RECORD LIST:
** begin **

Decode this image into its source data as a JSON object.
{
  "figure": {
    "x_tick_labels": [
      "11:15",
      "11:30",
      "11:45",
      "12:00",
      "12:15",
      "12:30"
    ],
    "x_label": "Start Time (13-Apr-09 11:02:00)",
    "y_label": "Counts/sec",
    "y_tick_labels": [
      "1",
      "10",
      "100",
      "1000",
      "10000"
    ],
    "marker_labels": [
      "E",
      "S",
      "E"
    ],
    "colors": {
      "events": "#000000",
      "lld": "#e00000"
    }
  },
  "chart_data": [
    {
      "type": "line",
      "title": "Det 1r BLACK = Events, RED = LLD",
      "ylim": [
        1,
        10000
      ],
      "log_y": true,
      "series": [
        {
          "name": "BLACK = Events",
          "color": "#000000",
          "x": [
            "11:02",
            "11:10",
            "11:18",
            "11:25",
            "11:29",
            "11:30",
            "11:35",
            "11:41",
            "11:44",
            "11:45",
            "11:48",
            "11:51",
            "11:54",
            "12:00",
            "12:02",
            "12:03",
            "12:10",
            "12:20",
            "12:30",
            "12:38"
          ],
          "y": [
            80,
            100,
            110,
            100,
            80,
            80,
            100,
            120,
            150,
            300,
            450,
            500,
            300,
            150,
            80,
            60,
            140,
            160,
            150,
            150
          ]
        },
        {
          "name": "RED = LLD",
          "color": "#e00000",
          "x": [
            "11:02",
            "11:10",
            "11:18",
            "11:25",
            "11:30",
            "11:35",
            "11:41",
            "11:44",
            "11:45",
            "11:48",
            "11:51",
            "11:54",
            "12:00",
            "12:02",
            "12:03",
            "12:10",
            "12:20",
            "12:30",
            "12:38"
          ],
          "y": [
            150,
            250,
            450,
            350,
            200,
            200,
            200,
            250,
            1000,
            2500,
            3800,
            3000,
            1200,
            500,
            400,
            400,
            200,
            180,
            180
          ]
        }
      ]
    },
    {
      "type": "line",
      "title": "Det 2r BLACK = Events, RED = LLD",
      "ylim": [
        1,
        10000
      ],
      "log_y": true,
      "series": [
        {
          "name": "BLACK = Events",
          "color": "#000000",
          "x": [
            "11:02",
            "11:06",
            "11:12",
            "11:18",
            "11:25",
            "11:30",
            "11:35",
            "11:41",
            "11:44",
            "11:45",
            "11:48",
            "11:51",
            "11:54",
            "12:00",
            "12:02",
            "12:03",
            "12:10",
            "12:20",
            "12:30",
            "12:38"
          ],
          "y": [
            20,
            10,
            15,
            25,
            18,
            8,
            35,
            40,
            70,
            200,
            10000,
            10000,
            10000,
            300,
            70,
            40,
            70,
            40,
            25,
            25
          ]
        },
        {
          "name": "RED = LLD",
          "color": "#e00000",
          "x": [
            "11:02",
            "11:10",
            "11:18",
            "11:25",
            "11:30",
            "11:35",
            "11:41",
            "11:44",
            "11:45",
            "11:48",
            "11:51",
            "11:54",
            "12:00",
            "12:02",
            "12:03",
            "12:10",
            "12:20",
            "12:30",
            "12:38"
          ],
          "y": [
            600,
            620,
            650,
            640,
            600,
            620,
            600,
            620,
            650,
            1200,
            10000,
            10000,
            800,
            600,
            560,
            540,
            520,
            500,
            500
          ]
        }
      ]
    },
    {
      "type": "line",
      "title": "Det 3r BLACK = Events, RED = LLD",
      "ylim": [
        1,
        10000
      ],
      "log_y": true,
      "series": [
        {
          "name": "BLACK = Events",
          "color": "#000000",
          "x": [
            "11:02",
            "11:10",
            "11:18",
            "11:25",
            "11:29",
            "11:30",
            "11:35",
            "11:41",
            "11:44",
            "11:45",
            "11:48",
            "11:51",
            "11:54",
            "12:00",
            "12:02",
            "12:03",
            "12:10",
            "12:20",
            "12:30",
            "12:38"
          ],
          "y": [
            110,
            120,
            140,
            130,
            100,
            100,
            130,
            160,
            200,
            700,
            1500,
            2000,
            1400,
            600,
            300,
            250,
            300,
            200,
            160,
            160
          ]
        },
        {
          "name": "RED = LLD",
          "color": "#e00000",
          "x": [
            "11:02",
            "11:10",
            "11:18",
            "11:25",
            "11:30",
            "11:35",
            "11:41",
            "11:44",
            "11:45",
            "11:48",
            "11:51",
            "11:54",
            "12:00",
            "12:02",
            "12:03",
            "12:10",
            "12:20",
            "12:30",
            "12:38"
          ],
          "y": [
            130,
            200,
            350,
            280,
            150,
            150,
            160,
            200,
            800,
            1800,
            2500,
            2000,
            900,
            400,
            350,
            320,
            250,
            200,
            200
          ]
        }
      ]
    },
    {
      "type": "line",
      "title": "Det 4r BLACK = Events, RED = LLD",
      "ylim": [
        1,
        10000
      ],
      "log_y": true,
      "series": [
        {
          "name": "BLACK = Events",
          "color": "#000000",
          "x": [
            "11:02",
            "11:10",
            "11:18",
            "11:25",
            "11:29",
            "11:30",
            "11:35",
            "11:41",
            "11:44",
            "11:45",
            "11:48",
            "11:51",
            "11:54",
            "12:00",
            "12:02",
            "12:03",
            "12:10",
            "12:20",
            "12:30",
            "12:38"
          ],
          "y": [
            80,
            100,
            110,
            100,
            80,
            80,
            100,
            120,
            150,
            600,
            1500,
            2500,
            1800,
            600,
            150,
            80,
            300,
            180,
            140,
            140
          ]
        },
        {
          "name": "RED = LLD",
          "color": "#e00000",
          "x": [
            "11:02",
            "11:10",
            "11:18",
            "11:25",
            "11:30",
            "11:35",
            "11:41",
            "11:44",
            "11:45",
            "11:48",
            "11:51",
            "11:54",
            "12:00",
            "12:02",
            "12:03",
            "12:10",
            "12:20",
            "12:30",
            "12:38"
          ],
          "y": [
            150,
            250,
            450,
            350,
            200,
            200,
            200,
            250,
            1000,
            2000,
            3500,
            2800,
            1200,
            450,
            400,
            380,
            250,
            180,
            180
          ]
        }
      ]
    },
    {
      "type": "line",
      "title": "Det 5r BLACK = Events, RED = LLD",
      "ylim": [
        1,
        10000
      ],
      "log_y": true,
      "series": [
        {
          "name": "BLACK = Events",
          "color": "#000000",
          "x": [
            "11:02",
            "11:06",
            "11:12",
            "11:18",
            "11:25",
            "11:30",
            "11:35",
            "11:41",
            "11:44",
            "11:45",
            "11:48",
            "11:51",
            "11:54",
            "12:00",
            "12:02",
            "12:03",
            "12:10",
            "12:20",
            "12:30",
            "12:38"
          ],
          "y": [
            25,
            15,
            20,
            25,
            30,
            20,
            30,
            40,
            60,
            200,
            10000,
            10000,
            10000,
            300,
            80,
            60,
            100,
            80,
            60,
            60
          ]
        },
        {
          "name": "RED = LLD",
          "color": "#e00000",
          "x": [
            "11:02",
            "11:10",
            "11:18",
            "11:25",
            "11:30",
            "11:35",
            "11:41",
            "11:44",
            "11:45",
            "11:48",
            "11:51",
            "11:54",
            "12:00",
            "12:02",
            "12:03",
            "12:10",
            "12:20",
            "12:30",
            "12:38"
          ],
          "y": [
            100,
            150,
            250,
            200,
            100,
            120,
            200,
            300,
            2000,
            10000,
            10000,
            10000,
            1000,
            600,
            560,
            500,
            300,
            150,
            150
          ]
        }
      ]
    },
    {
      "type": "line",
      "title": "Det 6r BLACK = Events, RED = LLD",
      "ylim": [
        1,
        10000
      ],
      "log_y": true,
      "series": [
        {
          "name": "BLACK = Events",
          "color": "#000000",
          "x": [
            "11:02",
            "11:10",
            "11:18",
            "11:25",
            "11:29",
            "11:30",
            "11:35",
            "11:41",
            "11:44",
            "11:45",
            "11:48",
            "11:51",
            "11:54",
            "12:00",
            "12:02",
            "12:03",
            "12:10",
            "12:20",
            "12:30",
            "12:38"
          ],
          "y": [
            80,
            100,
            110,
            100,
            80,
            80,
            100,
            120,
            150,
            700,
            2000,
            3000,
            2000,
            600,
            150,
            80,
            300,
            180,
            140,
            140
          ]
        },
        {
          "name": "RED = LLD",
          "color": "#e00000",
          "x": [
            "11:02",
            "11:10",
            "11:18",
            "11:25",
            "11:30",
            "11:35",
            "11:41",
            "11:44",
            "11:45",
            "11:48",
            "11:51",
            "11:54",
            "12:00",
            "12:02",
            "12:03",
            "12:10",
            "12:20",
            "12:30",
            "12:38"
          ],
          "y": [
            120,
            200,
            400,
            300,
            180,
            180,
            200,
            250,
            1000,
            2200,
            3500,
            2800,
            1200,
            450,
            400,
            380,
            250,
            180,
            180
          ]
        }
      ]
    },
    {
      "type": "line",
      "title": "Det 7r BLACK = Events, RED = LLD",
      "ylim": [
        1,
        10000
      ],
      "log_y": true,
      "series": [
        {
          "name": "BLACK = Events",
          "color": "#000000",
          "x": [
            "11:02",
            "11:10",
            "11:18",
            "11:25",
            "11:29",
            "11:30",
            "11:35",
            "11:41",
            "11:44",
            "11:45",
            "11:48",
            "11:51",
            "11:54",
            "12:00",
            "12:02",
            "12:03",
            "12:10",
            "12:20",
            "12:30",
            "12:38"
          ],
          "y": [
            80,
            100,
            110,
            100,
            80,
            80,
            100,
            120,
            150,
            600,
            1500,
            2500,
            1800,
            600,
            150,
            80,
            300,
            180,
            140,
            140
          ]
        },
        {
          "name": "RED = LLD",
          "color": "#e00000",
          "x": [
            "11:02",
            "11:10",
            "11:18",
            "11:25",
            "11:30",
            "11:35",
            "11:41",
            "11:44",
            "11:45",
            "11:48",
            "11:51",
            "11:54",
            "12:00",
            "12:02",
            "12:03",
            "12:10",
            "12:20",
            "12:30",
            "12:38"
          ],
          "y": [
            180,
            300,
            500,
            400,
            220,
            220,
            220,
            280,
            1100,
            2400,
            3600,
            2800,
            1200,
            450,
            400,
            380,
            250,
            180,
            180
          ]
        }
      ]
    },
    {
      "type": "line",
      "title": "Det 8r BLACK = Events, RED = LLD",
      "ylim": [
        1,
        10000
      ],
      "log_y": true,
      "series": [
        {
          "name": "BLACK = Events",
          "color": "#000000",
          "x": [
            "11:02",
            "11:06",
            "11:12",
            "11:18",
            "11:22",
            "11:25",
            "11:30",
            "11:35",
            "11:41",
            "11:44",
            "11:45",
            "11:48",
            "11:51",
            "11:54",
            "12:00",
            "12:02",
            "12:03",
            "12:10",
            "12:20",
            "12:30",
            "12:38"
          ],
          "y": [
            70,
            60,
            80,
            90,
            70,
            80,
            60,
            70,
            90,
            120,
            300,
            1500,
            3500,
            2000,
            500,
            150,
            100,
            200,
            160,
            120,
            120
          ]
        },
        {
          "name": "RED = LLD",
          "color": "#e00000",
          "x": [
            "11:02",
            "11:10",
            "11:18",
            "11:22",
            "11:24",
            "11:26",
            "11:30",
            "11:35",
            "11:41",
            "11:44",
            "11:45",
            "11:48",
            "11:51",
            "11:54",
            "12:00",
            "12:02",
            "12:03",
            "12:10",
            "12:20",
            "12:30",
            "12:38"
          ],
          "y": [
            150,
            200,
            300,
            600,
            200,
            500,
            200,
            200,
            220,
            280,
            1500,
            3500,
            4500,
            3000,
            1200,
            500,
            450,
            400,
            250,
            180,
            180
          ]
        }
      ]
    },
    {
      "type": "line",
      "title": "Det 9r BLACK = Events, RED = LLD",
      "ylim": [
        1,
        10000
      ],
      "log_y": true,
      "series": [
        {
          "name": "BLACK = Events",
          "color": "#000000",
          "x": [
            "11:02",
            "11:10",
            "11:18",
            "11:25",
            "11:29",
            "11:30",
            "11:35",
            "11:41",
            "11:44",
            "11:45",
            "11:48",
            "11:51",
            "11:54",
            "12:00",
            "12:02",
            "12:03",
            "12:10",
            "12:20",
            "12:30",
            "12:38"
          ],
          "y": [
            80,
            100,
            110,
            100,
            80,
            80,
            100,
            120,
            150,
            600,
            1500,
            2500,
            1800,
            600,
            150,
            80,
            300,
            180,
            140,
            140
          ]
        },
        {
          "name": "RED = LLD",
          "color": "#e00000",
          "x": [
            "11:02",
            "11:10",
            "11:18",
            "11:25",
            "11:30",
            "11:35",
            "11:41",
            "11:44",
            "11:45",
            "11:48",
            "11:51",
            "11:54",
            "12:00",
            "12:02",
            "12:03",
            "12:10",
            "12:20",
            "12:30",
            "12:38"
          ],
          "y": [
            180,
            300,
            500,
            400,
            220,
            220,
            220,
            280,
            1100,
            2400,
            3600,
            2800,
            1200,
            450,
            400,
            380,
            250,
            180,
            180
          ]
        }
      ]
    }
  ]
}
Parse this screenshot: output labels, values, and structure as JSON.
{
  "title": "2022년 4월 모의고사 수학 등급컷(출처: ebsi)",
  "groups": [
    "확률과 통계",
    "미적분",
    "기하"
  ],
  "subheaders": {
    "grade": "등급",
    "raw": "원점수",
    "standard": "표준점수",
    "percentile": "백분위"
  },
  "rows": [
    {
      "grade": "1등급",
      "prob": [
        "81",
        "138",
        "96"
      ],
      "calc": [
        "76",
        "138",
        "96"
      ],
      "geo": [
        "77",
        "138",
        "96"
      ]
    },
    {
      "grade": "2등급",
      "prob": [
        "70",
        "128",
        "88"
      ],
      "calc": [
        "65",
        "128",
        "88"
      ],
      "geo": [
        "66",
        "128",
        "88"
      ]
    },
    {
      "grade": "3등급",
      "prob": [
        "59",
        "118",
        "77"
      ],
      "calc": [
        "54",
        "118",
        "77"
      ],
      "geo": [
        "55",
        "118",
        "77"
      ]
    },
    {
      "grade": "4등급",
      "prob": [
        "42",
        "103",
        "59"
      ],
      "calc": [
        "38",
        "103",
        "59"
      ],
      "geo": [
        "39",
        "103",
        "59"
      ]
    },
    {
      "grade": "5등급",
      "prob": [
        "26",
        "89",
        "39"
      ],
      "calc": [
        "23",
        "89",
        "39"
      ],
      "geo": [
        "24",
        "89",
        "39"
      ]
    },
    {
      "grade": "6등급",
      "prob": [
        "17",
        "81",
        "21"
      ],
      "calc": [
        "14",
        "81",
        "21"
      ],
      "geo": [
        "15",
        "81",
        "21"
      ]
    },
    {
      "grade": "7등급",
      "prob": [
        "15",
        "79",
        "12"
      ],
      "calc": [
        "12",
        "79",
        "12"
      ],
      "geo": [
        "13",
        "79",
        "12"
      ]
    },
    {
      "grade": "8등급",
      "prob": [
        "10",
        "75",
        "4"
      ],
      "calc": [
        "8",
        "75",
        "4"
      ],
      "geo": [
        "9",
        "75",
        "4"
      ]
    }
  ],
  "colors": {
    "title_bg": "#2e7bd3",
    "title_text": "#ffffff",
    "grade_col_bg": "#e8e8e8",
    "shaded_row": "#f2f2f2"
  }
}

** end **

REQUIRED TASK:
The answer should be a single number: the count of lines in the data that include the string "JSON".

EXERCISE OUTPUT:
2